▸ **Short problem**
Transcribe all of the records precisely as they are presented.

▸ **Records provided**
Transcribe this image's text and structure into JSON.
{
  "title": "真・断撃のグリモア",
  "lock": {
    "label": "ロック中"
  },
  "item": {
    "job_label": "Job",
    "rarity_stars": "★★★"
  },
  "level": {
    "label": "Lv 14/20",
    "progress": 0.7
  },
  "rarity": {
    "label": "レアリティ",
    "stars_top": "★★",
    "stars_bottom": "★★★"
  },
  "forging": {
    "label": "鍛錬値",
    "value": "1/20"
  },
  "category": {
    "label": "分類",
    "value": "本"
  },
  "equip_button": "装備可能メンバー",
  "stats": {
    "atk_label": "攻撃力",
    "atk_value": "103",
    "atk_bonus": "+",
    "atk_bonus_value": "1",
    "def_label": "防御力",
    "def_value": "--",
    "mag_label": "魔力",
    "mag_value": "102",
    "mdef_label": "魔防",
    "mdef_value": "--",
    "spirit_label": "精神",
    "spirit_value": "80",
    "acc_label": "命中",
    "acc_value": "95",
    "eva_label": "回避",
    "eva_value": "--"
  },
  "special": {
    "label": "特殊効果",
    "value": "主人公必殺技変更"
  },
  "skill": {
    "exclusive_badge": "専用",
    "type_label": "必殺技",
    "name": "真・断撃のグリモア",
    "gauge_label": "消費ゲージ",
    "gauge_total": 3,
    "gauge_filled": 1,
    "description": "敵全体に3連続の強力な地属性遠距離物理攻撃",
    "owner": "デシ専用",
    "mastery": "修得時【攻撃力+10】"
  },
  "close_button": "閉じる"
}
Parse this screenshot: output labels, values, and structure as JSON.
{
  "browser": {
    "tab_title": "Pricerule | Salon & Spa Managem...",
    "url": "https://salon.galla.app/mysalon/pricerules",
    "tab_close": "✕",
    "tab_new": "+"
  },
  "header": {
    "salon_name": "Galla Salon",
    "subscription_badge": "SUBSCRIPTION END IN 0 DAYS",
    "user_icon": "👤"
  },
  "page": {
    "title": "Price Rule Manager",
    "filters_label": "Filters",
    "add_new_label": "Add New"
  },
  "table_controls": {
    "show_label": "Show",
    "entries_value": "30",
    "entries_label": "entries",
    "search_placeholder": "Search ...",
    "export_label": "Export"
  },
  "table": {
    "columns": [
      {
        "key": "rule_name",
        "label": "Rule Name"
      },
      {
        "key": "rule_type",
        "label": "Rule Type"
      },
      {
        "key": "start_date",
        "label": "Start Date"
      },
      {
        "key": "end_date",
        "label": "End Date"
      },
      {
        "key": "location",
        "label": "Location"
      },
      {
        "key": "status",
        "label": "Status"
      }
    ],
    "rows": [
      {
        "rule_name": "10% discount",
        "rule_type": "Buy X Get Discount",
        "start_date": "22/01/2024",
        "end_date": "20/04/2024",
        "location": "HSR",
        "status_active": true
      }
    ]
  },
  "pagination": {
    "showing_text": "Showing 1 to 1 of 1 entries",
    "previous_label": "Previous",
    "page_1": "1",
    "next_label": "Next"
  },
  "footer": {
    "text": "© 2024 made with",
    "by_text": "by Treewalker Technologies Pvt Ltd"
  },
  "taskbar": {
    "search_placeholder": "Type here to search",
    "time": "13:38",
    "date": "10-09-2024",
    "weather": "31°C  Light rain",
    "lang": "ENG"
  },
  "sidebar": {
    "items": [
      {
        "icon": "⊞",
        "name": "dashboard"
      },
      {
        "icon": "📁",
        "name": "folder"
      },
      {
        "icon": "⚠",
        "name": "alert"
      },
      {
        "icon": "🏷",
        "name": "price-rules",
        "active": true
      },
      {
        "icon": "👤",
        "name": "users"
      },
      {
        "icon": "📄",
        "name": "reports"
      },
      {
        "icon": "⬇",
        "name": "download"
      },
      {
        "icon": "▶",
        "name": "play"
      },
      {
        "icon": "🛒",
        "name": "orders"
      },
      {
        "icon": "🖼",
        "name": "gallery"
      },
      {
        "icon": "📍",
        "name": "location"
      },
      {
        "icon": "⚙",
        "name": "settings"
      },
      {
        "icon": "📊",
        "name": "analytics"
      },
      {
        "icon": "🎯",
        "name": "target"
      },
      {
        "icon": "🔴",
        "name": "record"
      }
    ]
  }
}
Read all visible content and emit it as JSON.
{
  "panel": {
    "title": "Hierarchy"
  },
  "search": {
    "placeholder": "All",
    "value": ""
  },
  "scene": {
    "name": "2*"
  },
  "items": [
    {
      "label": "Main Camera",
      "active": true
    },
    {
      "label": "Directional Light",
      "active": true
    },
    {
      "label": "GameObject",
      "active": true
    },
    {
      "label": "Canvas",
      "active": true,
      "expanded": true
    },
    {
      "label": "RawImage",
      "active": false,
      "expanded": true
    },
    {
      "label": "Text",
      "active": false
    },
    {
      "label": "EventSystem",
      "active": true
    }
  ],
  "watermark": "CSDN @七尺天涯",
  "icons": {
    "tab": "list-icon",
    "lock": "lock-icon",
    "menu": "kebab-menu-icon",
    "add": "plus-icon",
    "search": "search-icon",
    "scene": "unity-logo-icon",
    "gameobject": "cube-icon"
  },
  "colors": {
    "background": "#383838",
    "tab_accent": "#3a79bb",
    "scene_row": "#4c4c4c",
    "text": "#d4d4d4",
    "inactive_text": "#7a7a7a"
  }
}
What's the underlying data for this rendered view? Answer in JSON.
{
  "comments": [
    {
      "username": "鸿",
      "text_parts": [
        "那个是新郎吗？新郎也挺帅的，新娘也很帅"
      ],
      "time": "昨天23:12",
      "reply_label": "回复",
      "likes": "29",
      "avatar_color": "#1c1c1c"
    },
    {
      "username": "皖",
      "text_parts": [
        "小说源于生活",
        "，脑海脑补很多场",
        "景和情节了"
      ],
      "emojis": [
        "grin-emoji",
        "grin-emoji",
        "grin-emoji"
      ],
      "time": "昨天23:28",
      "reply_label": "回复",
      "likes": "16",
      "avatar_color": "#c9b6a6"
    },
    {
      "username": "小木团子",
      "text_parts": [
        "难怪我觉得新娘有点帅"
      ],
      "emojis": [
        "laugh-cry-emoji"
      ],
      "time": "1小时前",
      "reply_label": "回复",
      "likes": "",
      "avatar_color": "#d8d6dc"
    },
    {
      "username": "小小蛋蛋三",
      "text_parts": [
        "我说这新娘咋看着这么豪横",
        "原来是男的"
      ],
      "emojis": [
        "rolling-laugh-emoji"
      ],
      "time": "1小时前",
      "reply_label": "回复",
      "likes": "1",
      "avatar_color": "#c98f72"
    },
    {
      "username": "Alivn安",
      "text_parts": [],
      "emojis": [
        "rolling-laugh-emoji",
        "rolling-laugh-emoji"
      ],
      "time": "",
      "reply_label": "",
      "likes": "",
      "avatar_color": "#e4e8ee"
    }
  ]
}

▸ **The answer**
Transcribe this image's text and structure into JSON.
{
  "title": "真・断撃のグリモア",
  "lock": {
    "label": "ロック中"
  },
  "item": {
    "job_label": "Job",
    "rarity_stars": "★★★"
  },
  "level": {
    "label": "Lv 14/20",
    "progress": 0.7
  },
  "rarity": {
    "label": "レアリティ",
    "stars_top": "★★",
    "stars_bottom": "★★★"
  },
  "forging": {
    "label": "鍛錬値",
    "value": "1/20"
  },
  "category": {
    "label": "分類",
    "value": "本"
  },
  "equip_button": "装備可能メンバー",
  "stats": {
    "atk_label": "攻撃力",
    "atk_value": "103",
    "atk_bonus": "+",
    "atk_bonus_value": "1",
    "def_label": "防御力",
    "def_value": "--",
    "mag_label": "魔力",
    "mag_value": "102",
    "mdef_label": "魔防",
    "mdef_value": "--",
    "spirit_label": "精神",
    "spirit_value": "80",
    "acc_label": "命中",
    "acc_value": "95",
    "eva_label": "回避",
    "eva_value": "--"
  },
  "special": {
    "label": "特殊効果",
    "value": "主人公必殺技変更"
  },
  "skill": {
    "exclusive_badge": "専用",
    "type_label": "必殺技",
    "name": "真・断撃のグリモア",
    "gauge_label": "消費ゲージ",
    "gauge_total": 3,
    "gauge_filled": 1,
    "description": "敵全体に3連続の強力な地属性遠距離物理攻撃",
    "owner": "デシ専用",
    "mastery": "修得時【攻撃力+10】"
  },
  "close_button": "閉じる"
}
Parse this screenshot: output labels, values, and structure as JSON.
{
  "browser": {
    "tab_title": "Pricerule | Salon & Spa Managem...",
    "url": "https://salon.galla.app/mysalon/pricerules",
    "tab_close": "✕",
    "tab_new": "+"
  },
  "header": {
    "salon_name": "Galla Salon",
    "subscription_badge": "SUBSCRIPTION END IN 0 DAYS",
    "user_icon": "👤"
  },
  "page": {
    "title": "Price Rule Manager",
    "filters_label": "Filters",
    "add_new_label": "Add New"
  },
  "table_controls": {
    "show_label": "Show",
    "entries_value": "30",
    "entries_label": "entries",
    "search_placeholder": "Search ...",
    "export_label": "Export"
  },
  "table": {
    "columns": [
      {
        "key": "rule_name",
        "label": "Rule Name"
      },
      {
        "key": "rule_type",
        "label": "Rule Type"
      },
      {
        "key": "start_date",
        "label": "Start Date"
      },
      {
        "key": "end_date",
        "label": "End Date"
      },
      {
        "key": "location",
        "label": "Location"
      },
      {
        "key": "status",
        "label": "Status"
      }
    ],
    "rows": [
      {
        "rule_name": "10% discount",
        "rule_type": "Buy X Get Discount",
        "start_date": "22/01/2024",
        "end_date": "20/04/2024",
        "location": "HSR",
        "status_active": true
      }
    ]
  },
  "pagination": {
    "showing_text": "Showing 1 to 1 of 1 entries",
    "previous_label": "Previous",
    "page_1": "1",
    "next_label": "Next"
  },
  "footer": {
    "text": "© 2024 made with",
    "by_text": "by Treewalker Technologies Pvt Ltd"
  },
  "taskbar": {
    "search_placeholder": "Type here to search",
    "time": "13:38",
    "date": "10-09-2024",
    "weather": "31°C  Light rain",
    "lang": "ENG"
  },
  "sidebar": {
    "items": [
      {
        "icon": "⊞",
        "name": "dashboard"
      },
      {
        "icon": "📁",
        "name": "folder"
      },
      {
        "icon": "⚠",
        "name": "alert"
      },
      {
        "icon": "🏷",
        "name": "price-rules",
        "active": true
      },
      {
        "icon": "👤",
        "name": "users"
      },
      {
        "icon": "📄",
        "name": "reports"
      },
      {
        "icon": "⬇",
        "name": "download"
      },
      {
        "icon": "▶",
        "name": "play"
      },
      {
        "icon": "🛒",
        "name": "orders"
      },
      {
        "icon": "🖼",
        "name": "gallery"
      },
      {
        "icon": "📍",
        "name": "location"
      },
      {
        "icon": "⚙",
        "name": "settings"
      },
      {
        "icon": "📊",
        "name": "analytics"
      },
      {
        "icon": "🎯",
        "name": "target"
      },
      {
        "icon": "🔴",
        "name": "record"
      }
    ]
  }
}
Read all visible content and emit it as JSON.
{
  "panel": {
    "title": "Hierarchy"
  },
  "search": {
    "placeholder": "All",
    "value": ""
  },
  "scene": {
    "name": "2*"
  },
  "items": [
    {
      "label": "Main Camera",
      "active": true
    },
    {
      "label": "Directional Light",
      "active": true
    },
    {
      "label": "GameObject",
      "active": true
    },
    {
      "label": "Canvas",
      "active": true,
      "expanded": true
    },
    {
      "label": "RawImage",
      "active": false,
      "expanded": true
    },
    {
      "label": "Text",
      "active": false
    },
    {
      "label": "EventSystem",
      "active": true
    }
  ],
  "watermark": "CSDN @七尺天涯",
  "icons": {
    "tab": "list-icon",
    "lock": "lock-icon",
    "menu": "kebab-menu-icon",
    "add": "plus-icon",
    "search": "search-icon",
    "scene": "unity-logo-icon",
    "gameobject": "cube-icon"
  },
  "colors": {
    "background": "#383838",
    "tab_accent": "#3a79bb",
    "scene_row": "#4c4c4c",
    "text": "#d4d4d4",
    "inactive_text": "#7a7a7a"
  }
}
What's the underlying data for this rendered view? Answer in JSON.
{
  "comments": [
    {
      "username": "鸿",
      "text_parts": [
        "那个是新郎吗？新郎也挺帅的，新娘也很帅"
      ],
      "time": "昨天23:12",
      "reply_label": "回复",
      "likes": "29",
      "avatar_color": "#1c1c1c"
    },
    {
      "username": "皖",
      "text_parts": [
        "小说源于生活",
        "，脑海脑补很多场",
        "景和情节了"
      ],
      "emojis": [
        "grin-emoji",
        "grin-emoji",
        "grin-emoji"
      ],
      "time": "昨天23:28",
      "reply_label": "回复",
      "likes": "16",
      "avatar_color": "#c9b6a6"
    },
    {
      "username": "小木团子",
      "text_parts": [
        "难怪我觉得新娘有点帅"
      ],
      "emojis": [
        "laugh-cry-emoji"
      ],
      "time": "1小时前",
      "reply_label": "回复",
      "likes": "",
      "avatar_color": "#d8d6dc"
    },
    {
      "username": "小小蛋蛋三",
      "text_parts": [
        "我说这新娘咋看着这么豪横",
        "原来是男的"
      ],
      "emojis": [
        "rolling-laugh-emoji"
      ],
      "time": "1小时前",
      "reply_label": "回复",
      "likes": "1",
      "avatar_color": "#c98f72"
    },
    {
      "username": "Alivn安",
      "text_parts": [],
      "emojis": [
        "rolling-laugh-emoji",
        "rolling-laugh-emoji"
      ],
      "time": "",
      "reply_label": "",
      "likes": "",
      "avatar_color": "#e4e8ee"
    }
  ]
}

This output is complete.